# TASK DIRECTIONS
Output all of the records exactly as written.

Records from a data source

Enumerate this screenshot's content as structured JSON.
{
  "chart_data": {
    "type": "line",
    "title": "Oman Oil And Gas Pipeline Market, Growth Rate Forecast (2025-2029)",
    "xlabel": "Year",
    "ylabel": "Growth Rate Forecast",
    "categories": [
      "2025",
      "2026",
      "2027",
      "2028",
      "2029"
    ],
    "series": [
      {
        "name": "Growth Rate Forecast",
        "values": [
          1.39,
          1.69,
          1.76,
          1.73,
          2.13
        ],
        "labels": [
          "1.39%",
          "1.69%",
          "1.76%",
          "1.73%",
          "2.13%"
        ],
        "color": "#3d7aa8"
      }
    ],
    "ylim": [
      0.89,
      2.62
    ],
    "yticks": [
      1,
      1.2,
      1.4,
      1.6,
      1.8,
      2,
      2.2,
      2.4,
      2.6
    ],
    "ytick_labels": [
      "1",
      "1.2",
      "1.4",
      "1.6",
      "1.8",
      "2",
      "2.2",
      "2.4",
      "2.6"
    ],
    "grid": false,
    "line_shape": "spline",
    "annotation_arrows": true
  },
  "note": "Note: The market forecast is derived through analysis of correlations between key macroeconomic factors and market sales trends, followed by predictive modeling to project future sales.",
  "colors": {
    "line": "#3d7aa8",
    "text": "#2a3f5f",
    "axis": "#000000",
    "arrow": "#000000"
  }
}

# SOLUTION
Enumerate this screenshot's content as structured JSON.
{
  "chart_data": {
    "type": "line",
    "title": "Oman Oil And Gas Pipeline Market, Growth Rate Forecast (2025-2029)",
    "xlabel": "Year",
    "ylabel": "Growth Rate Forecast",
    "categories": [
      "2025",
      "2026",
      "2027",
      "2028",
      "2029"
    ],
    "series": [
      {
        "name": "Growth Rate Forecast",
        "values": [
          1.39,
          1.69,
          1.76,
          1.73,
          2.13
        ],
        "labels": [
          "1.39%",
          "1.69%",
          "1.76%",
          "1.73%",
          "2.13%"
        ],
        "color": "#3d7aa8"
      }
    ],
    "ylim": [
      0.89,
      2.62
    ],
    "yticks": [
      1,
      1.2,
      1.4,
      1.6,
      1.8,
      2,
      2.2,
      2.4,
      2.6
    ],
    "ytick_labels": [
      "1",
      "1.2",
      "1.4",
      "1.6",
      "1.8",
      "2",
      "2.2",
      "2.4",
      "2.6"
    ],
    "grid": false,
    "line_shape": "spline",
    "annotation_arrows": true
  },
  "note": "Note: The market forecast is derived through analysis of correlations between key macroeconomic factors and market sales trends, followed by predictive modeling to project future sales.",
  "colors": {
    "line": "#3d7aa8",
    "text": "#2a3f5f",
    "axis": "#000000",
    "arrow": "#000000"
  }
}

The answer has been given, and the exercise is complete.